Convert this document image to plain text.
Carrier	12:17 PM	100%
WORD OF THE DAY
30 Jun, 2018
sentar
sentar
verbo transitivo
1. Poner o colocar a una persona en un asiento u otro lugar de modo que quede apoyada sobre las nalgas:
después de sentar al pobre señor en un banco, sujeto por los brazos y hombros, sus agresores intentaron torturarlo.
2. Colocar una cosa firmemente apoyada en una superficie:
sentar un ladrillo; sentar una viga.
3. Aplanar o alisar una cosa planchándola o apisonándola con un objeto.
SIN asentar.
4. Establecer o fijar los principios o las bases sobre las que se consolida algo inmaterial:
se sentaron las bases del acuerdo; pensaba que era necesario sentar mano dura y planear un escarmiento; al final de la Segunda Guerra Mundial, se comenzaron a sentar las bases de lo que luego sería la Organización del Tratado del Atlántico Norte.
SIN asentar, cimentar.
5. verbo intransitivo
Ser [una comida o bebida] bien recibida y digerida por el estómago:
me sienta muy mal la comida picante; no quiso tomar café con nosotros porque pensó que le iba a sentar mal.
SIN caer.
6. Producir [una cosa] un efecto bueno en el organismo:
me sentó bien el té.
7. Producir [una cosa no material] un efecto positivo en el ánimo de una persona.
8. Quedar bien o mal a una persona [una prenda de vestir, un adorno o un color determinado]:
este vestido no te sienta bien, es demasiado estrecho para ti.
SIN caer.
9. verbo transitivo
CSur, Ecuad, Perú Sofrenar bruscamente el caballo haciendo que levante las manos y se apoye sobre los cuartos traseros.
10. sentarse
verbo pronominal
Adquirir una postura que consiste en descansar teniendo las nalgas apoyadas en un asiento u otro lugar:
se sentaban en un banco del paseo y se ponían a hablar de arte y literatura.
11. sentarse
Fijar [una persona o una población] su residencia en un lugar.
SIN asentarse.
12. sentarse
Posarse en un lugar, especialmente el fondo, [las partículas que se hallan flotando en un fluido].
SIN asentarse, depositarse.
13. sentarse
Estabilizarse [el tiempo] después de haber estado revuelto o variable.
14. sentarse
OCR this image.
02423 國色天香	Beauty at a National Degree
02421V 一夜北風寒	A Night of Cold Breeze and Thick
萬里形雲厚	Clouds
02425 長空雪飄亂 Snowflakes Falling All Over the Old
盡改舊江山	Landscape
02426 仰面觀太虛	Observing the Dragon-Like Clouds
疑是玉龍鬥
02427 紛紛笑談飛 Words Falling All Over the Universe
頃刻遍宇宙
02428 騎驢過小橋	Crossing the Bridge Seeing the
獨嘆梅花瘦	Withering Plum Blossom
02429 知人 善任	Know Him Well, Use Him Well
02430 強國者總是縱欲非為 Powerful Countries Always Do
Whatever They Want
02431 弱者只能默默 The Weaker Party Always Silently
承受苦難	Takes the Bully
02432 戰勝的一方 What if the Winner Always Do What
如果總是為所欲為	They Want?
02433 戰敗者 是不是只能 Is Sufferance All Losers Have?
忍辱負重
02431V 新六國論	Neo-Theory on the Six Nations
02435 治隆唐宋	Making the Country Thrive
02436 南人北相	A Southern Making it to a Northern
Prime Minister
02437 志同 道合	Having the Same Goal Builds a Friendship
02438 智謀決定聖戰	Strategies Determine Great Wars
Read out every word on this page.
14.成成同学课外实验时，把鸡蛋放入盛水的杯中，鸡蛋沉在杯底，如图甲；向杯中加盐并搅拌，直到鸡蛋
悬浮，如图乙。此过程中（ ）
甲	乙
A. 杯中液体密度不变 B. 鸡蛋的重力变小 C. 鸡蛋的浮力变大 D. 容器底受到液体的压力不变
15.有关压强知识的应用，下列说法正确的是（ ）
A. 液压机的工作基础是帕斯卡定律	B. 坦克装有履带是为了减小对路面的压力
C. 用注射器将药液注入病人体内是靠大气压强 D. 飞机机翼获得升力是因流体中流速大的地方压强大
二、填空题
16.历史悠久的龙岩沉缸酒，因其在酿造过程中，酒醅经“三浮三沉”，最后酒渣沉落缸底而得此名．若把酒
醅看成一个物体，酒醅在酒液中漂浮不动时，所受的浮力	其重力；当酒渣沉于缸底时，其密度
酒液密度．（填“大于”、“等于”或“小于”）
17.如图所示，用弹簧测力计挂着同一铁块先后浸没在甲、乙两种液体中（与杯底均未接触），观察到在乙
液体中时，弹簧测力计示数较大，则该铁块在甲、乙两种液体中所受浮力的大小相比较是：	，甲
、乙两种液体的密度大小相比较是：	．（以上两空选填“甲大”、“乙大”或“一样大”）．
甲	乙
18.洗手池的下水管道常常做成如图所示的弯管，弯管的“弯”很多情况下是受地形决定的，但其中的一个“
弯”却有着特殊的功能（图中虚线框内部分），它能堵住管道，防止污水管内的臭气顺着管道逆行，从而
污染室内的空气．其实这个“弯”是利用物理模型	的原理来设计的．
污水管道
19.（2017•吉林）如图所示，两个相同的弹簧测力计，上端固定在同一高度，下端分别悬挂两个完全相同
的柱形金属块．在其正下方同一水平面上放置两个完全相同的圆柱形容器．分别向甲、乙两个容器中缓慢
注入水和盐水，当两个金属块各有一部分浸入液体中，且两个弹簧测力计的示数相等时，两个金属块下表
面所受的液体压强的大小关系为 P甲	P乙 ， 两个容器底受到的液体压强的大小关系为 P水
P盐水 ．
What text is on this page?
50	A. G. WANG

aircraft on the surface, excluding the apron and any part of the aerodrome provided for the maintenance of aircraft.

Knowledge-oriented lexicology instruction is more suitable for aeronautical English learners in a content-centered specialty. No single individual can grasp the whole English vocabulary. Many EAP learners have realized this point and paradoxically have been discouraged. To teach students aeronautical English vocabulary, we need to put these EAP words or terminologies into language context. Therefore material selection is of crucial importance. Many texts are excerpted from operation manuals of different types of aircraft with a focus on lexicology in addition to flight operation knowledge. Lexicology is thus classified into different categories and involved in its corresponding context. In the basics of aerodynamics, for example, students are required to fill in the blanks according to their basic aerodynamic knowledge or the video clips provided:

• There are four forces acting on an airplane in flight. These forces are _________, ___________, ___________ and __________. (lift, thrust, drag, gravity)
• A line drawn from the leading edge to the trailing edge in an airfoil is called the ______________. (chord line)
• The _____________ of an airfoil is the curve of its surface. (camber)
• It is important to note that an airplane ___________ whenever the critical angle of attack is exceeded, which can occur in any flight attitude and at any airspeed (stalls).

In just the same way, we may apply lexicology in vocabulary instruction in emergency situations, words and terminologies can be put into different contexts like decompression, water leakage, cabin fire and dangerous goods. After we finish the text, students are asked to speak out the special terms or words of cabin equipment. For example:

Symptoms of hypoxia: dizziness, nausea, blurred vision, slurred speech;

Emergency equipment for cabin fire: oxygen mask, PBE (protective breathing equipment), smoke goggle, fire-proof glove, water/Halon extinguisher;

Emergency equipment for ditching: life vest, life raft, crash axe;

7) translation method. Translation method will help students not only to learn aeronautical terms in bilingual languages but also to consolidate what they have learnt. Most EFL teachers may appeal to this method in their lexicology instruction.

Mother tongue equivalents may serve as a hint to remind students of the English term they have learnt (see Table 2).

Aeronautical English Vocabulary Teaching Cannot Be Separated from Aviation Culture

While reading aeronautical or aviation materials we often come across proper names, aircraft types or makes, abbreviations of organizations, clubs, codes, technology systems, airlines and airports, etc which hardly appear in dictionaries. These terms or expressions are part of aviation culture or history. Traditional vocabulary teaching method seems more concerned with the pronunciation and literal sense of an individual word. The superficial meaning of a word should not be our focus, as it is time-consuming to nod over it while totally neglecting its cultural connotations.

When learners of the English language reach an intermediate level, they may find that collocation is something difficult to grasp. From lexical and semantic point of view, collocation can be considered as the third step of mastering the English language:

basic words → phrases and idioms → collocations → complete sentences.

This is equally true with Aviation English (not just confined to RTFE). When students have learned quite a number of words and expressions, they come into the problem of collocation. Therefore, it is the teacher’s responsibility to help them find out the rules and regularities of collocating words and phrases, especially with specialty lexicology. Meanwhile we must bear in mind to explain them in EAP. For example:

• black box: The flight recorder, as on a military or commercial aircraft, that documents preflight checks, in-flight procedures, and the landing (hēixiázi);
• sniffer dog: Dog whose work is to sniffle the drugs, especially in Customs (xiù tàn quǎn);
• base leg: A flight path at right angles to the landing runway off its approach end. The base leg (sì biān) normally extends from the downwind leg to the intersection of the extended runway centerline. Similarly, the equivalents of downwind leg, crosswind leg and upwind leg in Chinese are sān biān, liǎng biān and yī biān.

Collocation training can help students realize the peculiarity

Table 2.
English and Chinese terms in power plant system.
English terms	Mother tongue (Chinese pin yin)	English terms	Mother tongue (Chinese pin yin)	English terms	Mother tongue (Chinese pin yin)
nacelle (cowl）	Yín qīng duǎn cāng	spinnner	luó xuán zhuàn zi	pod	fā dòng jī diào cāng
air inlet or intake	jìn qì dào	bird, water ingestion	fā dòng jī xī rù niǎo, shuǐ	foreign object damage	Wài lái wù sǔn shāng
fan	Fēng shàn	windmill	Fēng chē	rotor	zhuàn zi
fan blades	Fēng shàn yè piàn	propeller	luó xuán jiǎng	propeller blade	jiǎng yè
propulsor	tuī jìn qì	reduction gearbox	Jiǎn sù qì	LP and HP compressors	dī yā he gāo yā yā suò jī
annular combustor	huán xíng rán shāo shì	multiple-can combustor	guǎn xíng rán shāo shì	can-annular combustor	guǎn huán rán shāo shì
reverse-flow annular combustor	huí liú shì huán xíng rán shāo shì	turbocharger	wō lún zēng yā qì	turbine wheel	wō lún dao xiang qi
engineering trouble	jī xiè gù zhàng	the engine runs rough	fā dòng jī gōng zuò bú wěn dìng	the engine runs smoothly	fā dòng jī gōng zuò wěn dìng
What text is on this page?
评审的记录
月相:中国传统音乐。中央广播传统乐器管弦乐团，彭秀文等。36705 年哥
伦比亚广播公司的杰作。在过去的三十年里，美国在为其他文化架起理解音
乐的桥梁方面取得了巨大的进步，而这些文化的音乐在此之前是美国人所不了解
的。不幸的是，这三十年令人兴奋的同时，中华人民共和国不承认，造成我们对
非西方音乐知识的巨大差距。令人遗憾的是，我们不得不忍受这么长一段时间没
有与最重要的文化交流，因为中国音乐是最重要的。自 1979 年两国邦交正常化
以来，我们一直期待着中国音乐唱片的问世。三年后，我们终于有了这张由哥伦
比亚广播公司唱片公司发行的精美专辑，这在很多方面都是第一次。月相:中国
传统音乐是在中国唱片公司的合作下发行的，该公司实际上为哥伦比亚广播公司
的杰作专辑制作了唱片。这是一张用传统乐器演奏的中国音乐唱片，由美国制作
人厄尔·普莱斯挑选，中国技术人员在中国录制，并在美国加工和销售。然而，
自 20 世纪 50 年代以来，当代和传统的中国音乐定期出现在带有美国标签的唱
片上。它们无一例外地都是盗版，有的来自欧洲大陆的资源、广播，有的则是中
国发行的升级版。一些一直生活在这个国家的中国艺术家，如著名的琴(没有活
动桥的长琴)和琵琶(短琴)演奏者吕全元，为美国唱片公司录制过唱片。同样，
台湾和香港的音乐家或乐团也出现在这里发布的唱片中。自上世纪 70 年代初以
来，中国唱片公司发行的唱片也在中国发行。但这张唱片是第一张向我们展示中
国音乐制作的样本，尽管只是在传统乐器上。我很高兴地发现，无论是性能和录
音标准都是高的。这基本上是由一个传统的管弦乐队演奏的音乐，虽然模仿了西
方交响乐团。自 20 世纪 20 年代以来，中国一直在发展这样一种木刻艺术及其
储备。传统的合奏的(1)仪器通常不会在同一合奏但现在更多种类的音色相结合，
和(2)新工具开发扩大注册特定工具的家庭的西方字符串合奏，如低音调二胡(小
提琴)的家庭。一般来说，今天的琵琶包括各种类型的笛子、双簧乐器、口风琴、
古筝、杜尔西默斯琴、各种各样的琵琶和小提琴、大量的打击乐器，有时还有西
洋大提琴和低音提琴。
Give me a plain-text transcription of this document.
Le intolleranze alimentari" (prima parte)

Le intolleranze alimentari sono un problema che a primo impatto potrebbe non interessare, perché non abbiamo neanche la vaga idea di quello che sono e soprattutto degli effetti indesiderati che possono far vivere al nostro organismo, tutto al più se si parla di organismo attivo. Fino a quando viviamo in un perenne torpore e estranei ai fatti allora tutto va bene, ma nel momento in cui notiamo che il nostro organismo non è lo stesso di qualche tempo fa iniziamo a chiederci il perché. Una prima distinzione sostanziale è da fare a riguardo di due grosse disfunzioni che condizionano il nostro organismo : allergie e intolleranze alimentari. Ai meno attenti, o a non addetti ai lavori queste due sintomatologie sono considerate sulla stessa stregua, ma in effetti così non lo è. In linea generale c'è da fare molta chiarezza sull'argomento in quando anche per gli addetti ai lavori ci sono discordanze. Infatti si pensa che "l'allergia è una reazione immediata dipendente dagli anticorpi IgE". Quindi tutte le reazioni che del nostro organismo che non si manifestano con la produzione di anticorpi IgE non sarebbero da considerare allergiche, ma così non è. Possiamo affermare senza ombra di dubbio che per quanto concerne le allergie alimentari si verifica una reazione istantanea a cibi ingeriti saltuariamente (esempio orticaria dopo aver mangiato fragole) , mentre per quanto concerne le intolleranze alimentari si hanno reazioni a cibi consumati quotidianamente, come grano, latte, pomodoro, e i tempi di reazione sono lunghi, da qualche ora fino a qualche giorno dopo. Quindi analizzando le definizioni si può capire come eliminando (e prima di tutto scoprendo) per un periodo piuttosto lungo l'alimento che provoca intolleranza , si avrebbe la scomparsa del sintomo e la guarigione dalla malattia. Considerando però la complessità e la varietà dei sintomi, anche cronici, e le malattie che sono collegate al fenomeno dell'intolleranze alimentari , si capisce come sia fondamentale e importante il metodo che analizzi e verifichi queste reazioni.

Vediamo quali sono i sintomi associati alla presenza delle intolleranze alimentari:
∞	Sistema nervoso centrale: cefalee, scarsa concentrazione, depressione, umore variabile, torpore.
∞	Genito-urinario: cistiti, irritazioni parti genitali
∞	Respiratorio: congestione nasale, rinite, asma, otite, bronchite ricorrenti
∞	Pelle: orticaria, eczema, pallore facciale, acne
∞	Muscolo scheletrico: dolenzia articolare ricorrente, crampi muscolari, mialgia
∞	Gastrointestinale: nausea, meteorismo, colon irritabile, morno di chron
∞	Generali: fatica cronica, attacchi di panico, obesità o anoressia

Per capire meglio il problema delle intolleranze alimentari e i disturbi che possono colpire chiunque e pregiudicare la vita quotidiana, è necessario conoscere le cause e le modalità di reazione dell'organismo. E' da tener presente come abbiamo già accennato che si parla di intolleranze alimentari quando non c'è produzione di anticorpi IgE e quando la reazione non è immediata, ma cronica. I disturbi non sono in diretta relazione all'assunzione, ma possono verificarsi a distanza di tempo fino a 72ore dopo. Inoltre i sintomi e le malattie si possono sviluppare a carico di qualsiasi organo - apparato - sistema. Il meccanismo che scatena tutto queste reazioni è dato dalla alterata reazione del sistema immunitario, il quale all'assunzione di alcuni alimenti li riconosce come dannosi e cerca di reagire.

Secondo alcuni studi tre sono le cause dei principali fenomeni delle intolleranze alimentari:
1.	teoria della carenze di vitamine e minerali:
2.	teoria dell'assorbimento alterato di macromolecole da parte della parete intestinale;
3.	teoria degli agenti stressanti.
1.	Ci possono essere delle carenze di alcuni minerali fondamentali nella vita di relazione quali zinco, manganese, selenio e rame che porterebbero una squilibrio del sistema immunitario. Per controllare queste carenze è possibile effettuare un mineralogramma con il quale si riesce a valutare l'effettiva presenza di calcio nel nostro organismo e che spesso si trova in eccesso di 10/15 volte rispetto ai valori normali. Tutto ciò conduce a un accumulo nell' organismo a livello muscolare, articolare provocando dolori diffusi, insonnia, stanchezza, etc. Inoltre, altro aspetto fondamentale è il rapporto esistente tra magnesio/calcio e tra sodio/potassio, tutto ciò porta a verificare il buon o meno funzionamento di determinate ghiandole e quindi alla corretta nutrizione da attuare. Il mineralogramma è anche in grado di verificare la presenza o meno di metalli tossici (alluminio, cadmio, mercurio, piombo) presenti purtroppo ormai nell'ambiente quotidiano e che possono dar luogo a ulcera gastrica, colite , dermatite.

Task goal
Select all lines in the listing above where the word "efecto" appears, and show them.

Exercise response
6. Producir [una cosa] un efecto bueno en el organismo:
7. Producir [una cosa no material] un efecto positivo en el ánimo de una persona.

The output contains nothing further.